What this task involves: Extract the data exactly, missing nothing.

Given records:
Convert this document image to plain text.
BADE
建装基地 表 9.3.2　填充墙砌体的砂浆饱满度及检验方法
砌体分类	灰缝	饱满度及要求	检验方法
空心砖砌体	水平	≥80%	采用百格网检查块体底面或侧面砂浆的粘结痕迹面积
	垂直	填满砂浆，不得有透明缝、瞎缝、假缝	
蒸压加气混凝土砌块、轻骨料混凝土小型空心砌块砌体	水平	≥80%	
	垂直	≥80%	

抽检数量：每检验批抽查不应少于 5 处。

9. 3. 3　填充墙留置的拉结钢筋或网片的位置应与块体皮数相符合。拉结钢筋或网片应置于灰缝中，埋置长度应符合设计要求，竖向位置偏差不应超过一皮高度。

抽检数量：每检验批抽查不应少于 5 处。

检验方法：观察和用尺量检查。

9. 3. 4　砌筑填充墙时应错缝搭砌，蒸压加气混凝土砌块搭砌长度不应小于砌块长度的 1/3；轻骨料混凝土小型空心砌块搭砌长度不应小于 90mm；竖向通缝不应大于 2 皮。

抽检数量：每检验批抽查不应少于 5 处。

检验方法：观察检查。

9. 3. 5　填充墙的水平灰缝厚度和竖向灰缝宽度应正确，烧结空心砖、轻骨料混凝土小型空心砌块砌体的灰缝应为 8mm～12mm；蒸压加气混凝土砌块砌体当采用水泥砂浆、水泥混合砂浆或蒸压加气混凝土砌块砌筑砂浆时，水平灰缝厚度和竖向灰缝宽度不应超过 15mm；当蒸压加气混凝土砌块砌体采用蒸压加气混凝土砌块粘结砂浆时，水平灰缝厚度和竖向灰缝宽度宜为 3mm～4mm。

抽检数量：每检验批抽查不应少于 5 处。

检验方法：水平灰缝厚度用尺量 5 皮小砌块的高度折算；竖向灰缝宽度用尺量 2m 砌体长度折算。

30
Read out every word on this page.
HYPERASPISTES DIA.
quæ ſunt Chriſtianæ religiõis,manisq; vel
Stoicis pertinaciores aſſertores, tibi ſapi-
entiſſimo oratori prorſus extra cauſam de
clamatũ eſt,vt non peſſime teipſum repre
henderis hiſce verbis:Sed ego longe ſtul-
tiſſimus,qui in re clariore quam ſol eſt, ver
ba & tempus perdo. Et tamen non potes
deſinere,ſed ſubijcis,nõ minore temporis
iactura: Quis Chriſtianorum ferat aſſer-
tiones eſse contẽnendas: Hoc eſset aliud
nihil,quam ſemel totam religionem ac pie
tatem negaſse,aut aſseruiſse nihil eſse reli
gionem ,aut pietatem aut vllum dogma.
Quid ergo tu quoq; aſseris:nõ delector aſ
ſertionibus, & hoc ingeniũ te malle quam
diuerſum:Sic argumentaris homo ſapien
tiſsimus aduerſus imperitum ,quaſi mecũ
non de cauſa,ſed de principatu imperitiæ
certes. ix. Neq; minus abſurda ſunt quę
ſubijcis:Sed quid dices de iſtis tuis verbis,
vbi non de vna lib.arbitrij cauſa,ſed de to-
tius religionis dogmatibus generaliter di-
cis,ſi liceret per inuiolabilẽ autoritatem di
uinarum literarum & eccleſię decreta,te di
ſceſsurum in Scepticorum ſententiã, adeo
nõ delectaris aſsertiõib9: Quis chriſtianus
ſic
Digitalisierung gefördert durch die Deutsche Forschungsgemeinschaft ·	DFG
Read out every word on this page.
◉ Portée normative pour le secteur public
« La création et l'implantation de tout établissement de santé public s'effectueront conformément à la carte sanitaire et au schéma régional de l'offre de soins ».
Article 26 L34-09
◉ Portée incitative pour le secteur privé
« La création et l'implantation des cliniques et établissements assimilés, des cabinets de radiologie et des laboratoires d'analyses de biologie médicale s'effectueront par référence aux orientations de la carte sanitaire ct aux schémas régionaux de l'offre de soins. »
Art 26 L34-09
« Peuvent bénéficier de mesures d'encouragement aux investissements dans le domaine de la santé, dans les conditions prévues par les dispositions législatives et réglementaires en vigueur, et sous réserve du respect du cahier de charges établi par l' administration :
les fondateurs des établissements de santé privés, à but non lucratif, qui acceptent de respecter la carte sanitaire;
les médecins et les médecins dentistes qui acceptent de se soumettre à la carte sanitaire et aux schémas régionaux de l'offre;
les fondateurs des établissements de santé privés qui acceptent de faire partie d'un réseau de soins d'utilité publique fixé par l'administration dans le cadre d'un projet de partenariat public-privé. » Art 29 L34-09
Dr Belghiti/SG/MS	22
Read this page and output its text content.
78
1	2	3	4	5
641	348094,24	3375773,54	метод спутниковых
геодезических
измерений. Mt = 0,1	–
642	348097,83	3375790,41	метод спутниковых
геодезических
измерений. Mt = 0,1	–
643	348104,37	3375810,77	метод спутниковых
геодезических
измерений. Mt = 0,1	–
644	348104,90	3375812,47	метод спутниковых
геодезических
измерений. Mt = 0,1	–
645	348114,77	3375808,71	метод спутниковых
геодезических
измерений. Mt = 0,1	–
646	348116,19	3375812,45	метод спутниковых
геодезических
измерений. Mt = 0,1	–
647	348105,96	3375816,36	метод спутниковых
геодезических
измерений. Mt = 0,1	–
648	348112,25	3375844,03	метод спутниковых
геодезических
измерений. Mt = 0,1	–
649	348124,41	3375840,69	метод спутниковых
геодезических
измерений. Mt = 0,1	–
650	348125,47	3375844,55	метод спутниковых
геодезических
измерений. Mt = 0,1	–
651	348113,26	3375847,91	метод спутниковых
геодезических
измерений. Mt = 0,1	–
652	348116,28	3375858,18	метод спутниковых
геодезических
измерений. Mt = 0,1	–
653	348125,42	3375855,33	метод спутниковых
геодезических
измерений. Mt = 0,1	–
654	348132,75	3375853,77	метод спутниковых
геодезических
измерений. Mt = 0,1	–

Full output:
Convert this document image to plain text.
BADE
建装基地 表 9.3.2　填充墙砌体的砂浆饱满度及检验方法
砌体分类	灰缝	饱满度及要求	检验方法
空心砖砌体	水平	≥80%	采用百格网检查块体底面或侧面砂浆的粘结痕迹面积
	垂直	填满砂浆，不得有透明缝、瞎缝、假缝	
蒸压加气混凝土砌块、轻骨料混凝土小型空心砌块砌体	水平	≥80%	
	垂直	≥80%	

抽检数量：每检验批抽查不应少于 5 处。

9. 3. 3　填充墙留置的拉结钢筋或网片的位置应与块体皮数相符合。拉结钢筋或网片应置于灰缝中，埋置长度应符合设计要求，竖向位置偏差不应超过一皮高度。

抽检数量：每检验批抽查不应少于 5 处。

检验方法：观察和用尺量检查。

9. 3. 4　砌筑填充墙时应错缝搭砌，蒸压加气混凝土砌块搭砌长度不应小于砌块长度的 1/3；轻骨料混凝土小型空心砌块搭砌长度不应小于 90mm；竖向通缝不应大于 2 皮。

抽检数量：每检验批抽查不应少于 5 处。

检验方法：观察检查。

9. 3. 5　填充墙的水平灰缝厚度和竖向灰缝宽度应正确，烧结空心砖、轻骨料混凝土小型空心砌块砌体的灰缝应为 8mm～12mm；蒸压加气混凝土砌块砌体当采用水泥砂浆、水泥混合砂浆或蒸压加气混凝土砌块砌筑砂浆时，水平灰缝厚度和竖向灰缝宽度不应超过 15mm；当蒸压加气混凝土砌块砌体采用蒸压加气混凝土砌块粘结砂浆时，水平灰缝厚度和竖向灰缝宽度宜为 3mm～4mm。

抽检数量：每检验批抽查不应少于 5 处。

检验方法：水平灰缝厚度用尺量 5 皮小砌块的高度折算；竖向灰缝宽度用尺量 2m 砌体长度折算。

30
Read out every word on this page.
HYPERASPISTES DIA.
quæ ſunt Chriſtianæ religiõis,manisq; vel
Stoicis pertinaciores aſſertores, tibi ſapi-
entiſſimo oratori prorſus extra cauſam de
clamatũ eſt,vt non peſſime teipſum repre
henderis hiſce verbis:Sed ego longe ſtul-
tiſſimus,qui in re clariore quam ſol eſt, ver
ba & tempus perdo. Et tamen non potes
deſinere,ſed ſubijcis,nõ minore temporis
iactura: Quis Chriſtianorum ferat aſſer-
tiones eſse contẽnendas: Hoc eſset aliud
nihil,quam ſemel totam religionem ac pie
tatem negaſse,aut aſseruiſse nihil eſse reli
gionem ,aut pietatem aut vllum dogma.
Quid ergo tu quoq; aſseris:nõ delector aſ
ſertionibus, & hoc ingeniũ te malle quam
diuerſum:Sic argumentaris homo ſapien
tiſsimus aduerſus imperitum ,quaſi mecũ
non de cauſa,ſed de principatu imperitiæ
certes. ix. Neq; minus abſurda ſunt quę
ſubijcis:Sed quid dices de iſtis tuis verbis,
vbi non de vna lib.arbitrij cauſa,ſed de to-
tius religionis dogmatibus generaliter di-
cis,ſi liceret per inuiolabilẽ autoritatem di
uinarum literarum & eccleſię decreta,te di
ſceſsurum in Scepticorum ſententiã, adeo
nõ delectaris aſsertiõib9: Quis chriſtianus
ſic
Digitalisierung gefördert durch die Deutsche Forschungsgemeinschaft ·	DFG
Read out every word on this page.
◉ Portée normative pour le secteur public
« La création et l'implantation de tout établissement de santé public s'effectueront conformément à la carte sanitaire et au schéma régional de l'offre de soins ».
Article 26 L34-09
◉ Portée incitative pour le secteur privé
« La création et l'implantation des cliniques et établissements assimilés, des cabinets de radiologie et des laboratoires d'analyses de biologie médicale s'effectueront par référence aux orientations de la carte sanitaire ct aux schémas régionaux de l'offre de soins. »
Art 26 L34-09
« Peuvent bénéficier de mesures d'encouragement aux investissements dans le domaine de la santé, dans les conditions prévues par les dispositions législatives et réglementaires en vigueur, et sous réserve du respect du cahier de charges établi par l' administration :
les fondateurs des établissements de santé privés, à but non lucratif, qui acceptent de respecter la carte sanitaire;
les médecins et les médecins dentistes qui acceptent de se soumettre à la carte sanitaire et aux schémas régionaux de l'offre;
les fondateurs des établissements de santé privés qui acceptent de faire partie d'un réseau de soins d'utilité publique fixé par l'administration dans le cadre d'un projet de partenariat public-privé. » Art 29 L34-09
Dr Belghiti/SG/MS	22
Read this page and output its text content.
78
1	2	3	4	5
641	348094,24	3375773,54	метод спутниковых
геодезических
измерений. Mt = 0,1	–
642	348097,83	3375790,41	метод спутниковых
геодезических
измерений. Mt = 0,1	–
643	348104,37	3375810,77	метод спутниковых
геодезических
измерений. Mt = 0,1	–
644	348104,90	3375812,47	метод спутниковых
геодезических
измерений. Mt = 0,1	–
645	348114,77	3375808,71	метод спутниковых
геодезических
измерений. Mt = 0,1	–
646	348116,19	3375812,45	метод спутниковых
геодезических
измерений. Mt = 0,1	–
647	348105,96	3375816,36	метод спутниковых
геодезических
измерений. Mt = 0,1	–
648	348112,25	3375844,03	метод спутниковых
геодезических
измерений. Mt = 0,1	–
649	348124,41	3375840,69	метод спутниковых
геодезических
измерений. Mt = 0,1	–
650	348125,47	3375844,55	метод спутниковых
геодезических
измерений. Mt = 0,1	–
651	348113,26	3375847,91	метод спутниковых
геодезических
измерений. Mt = 0,1	–
652	348116,28	3375858,18	метод спутниковых
геодезических
измерений. Mt = 0,1	–
653	348125,42	3375855,33	метод спутниковых
геодезических
измерений. Mt = 0,1	–
654	348132,75	3375853,77	метод спутниковых
геодезических
измерений. Mt = 0,1	–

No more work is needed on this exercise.